# [PROBLEM STATEMENT]
Go through the material and pull out every line with the string "North" in it.

# [INPUT RECORDS]
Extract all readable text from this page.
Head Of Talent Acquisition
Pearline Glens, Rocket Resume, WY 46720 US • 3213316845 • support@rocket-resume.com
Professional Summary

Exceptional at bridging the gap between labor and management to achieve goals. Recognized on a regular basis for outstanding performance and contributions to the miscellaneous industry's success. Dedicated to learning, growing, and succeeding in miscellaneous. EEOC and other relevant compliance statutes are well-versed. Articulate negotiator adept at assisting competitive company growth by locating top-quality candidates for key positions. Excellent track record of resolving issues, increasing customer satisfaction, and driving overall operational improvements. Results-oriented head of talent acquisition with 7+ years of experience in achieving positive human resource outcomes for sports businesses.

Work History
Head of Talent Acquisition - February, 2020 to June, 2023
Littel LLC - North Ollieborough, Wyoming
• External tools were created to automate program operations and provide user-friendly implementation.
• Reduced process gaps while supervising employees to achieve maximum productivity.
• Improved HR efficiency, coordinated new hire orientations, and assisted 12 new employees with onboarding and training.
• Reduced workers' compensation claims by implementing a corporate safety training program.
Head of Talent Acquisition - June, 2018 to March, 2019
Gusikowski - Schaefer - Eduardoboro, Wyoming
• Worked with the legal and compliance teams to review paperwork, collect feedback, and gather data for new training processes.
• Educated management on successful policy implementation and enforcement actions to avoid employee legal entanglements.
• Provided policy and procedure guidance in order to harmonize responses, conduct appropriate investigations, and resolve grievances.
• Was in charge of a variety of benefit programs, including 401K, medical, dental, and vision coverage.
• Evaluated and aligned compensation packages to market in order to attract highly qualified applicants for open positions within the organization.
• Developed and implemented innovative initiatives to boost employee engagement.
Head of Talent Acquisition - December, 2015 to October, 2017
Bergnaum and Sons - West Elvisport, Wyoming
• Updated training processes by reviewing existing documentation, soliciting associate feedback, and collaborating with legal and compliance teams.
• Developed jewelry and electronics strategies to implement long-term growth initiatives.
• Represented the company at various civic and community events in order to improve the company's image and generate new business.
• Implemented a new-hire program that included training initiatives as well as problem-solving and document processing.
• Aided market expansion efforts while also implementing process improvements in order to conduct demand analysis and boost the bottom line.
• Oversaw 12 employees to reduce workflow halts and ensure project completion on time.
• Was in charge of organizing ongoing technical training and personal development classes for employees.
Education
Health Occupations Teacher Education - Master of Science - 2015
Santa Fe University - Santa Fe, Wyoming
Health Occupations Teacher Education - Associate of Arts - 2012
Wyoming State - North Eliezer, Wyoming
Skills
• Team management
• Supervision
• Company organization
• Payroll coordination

# [EXERCISE ANSWER]
Littel LLC - North Ollieborough, Wyoming
Wyoming State - North Eliezer, Wyoming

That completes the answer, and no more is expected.